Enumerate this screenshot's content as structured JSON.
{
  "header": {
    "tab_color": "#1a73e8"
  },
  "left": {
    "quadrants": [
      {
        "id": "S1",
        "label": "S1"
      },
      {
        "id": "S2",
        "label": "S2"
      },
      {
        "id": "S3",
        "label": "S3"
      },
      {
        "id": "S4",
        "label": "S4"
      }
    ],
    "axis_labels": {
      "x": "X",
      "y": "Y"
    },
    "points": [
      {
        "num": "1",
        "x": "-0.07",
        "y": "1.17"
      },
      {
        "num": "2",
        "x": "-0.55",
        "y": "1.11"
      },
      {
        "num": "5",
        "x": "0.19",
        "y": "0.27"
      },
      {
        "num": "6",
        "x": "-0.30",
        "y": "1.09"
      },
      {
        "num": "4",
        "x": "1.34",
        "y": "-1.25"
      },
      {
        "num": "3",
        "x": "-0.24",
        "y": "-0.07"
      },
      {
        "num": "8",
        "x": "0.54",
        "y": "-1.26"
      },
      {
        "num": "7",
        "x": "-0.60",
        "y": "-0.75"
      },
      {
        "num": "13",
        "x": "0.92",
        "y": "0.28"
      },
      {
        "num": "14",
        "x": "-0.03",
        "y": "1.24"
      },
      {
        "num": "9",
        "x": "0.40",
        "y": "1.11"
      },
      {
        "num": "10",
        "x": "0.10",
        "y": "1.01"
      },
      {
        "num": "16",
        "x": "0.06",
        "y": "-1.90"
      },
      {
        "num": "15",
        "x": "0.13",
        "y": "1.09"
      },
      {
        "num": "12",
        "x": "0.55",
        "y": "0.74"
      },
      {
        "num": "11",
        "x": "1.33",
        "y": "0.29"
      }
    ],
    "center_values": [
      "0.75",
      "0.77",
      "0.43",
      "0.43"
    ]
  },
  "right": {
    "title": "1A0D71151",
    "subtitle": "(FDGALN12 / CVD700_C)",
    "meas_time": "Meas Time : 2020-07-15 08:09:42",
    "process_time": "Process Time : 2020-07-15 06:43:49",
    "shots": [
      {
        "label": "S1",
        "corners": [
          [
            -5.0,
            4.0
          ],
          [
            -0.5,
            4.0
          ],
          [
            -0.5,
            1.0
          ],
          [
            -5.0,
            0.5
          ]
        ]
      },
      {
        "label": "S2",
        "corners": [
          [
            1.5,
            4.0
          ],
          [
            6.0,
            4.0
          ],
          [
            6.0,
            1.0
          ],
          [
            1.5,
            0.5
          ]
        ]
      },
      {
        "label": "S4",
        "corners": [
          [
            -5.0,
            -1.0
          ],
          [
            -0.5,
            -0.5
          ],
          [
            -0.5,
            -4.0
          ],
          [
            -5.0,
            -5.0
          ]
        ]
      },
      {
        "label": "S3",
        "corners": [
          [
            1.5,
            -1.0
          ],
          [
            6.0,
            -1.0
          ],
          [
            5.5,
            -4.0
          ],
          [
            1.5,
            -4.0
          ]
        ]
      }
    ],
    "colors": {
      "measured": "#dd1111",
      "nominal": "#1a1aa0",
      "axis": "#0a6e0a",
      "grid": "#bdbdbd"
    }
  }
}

--------

Look for lines containing the string "Time" and copy them all.

    "meas_time": "Meas Time : 2020-07-15 08:09:42",
    "process_time": "Process Time : 2020-07-15 06:43:49",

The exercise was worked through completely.